* Begin *

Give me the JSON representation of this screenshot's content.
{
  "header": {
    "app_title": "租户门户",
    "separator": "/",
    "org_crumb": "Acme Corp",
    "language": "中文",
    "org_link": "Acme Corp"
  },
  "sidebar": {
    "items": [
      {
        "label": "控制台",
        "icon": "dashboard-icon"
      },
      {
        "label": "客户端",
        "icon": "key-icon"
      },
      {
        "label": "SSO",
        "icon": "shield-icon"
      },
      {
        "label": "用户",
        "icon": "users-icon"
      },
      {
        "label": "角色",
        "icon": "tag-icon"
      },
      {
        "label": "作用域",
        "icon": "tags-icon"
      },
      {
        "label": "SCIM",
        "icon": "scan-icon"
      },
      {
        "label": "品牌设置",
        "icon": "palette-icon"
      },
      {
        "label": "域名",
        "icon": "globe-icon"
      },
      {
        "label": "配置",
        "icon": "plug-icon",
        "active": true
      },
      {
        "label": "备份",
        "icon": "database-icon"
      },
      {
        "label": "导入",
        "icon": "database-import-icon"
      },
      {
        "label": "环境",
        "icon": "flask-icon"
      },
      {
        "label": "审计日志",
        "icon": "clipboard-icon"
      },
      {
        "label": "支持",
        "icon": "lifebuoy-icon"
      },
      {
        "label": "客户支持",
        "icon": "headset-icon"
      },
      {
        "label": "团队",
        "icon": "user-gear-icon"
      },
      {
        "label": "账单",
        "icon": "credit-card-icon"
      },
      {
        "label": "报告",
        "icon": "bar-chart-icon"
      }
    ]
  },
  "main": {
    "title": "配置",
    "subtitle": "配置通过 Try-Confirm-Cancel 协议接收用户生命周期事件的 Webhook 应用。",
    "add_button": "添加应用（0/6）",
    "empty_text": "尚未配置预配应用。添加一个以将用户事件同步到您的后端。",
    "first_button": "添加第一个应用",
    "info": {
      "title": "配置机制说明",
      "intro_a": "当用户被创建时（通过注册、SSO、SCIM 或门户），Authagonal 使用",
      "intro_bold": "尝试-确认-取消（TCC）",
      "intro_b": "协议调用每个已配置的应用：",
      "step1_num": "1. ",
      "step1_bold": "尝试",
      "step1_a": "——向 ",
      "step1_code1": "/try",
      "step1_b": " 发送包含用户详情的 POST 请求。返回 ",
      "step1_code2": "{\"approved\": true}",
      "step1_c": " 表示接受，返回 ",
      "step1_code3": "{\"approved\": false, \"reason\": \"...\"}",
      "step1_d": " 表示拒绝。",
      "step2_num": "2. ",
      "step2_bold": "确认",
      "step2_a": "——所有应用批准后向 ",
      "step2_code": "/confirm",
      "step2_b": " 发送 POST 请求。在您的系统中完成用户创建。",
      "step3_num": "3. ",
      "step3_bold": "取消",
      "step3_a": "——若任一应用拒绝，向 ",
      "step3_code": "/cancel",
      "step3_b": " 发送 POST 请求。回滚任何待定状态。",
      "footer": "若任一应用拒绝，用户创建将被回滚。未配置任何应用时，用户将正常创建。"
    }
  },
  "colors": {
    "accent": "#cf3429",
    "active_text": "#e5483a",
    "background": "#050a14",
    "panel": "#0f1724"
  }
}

* End *

**WRITTEN PROBLEM**
Reproduce all of the material above word for word.

**RESPONSE BELOW**
Give me the JSON representation of this screenshot's content.
{
  "header": {
    "app_title": "租户门户",
    "separator": "/",
    "org_crumb": "Acme Corp",
    "language": "中文",
    "org_link": "Acme Corp"
  },
  "sidebar": {
    "items": [
      {
        "label": "控制台",
        "icon": "dashboard-icon"
      },
      {
        "label": "客户端",
        "icon": "key-icon"
      },
      {
        "label": "SSO",
        "icon": "shield-icon"
      },
      {
        "label": "用户",
        "icon": "users-icon"
      },
      {
        "label": "角色",
        "icon": "tag-icon"
      },
      {
        "label": "作用域",
        "icon": "tags-icon"
      },
      {
        "label": "SCIM",
        "icon": "scan-icon"
      },
      {
        "label": "品牌设置",
        "icon": "palette-icon"
      },
      {
        "label": "域名",
        "icon": "globe-icon"
      },
      {
        "label": "配置",
        "icon": "plug-icon",
        "active": true
      },
      {
        "label": "备份",
        "icon": "database-icon"
      },
      {
        "label": "导入",
        "icon": "database-import-icon"
      },
      {
        "label": "环境",
        "icon": "flask-icon"
      },
      {
        "label": "审计日志",
        "icon": "clipboard-icon"
      },
      {
        "label": "支持",
        "icon": "lifebuoy-icon"
      },
      {
        "label": "客户支持",
        "icon": "headset-icon"
      },
      {
        "label": "团队",
        "icon": "user-gear-icon"
      },
      {
        "label": "账单",
        "icon": "credit-card-icon"
      },
      {
        "label": "报告",
        "icon": "bar-chart-icon"
      }
    ]
  },
  "main": {
    "title": "配置",
    "subtitle": "配置通过 Try-Confirm-Cancel 协议接收用户生命周期事件的 Webhook 应用。",
    "add_button": "添加应用（0/6）",
    "empty_text": "尚未配置预配应用。添加一个以将用户事件同步到您的后端。",
    "first_button": "添加第一个应用",
    "info": {
      "title": "配置机制说明",
      "intro_a": "当用户被创建时（通过注册、SSO、SCIM 或门户），Authagonal 使用",
      "intro_bold": "尝试-确认-取消（TCC）",
      "intro_b": "协议调用每个已配置的应用：",
      "step1_num": "1. ",
      "step1_bold": "尝试",
      "step1_a": "——向 ",
      "step1_code1": "/try",
      "step1_b": " 发送包含用户详情的 POST 请求。返回 ",
      "step1_code2": "{\"approved\": true}",
      "step1_c": " 表示接受，返回 ",
      "step1_code3": "{\"approved\": false, \"reason\": \"...\"}",
      "step1_d": " 表示拒绝。",
      "step2_num": "2. ",
      "step2_bold": "确认",
      "step2_a": "——所有应用批准后向 ",
      "step2_code": "/confirm",
      "step2_b": " 发送 POST 请求。在您的系统中完成用户创建。",
      "step3_num": "3. ",
      "step3_bold": "取消",
      "step3_a": "——若任一应用拒绝，向 ",
      "step3_code": "/cancel",
      "step3_b": " 发送 POST 请求。回滚任何待定状态。",
      "footer": "若任一应用拒绝，用户创建将被回滚。未配置任何应用时，用户将正常创建。"
    }
  },
  "colors": {
    "accent": "#cf3429",
    "active_text": "#e5483a",
    "background": "#050a14",
    "panel": "#0f1724"
  }
}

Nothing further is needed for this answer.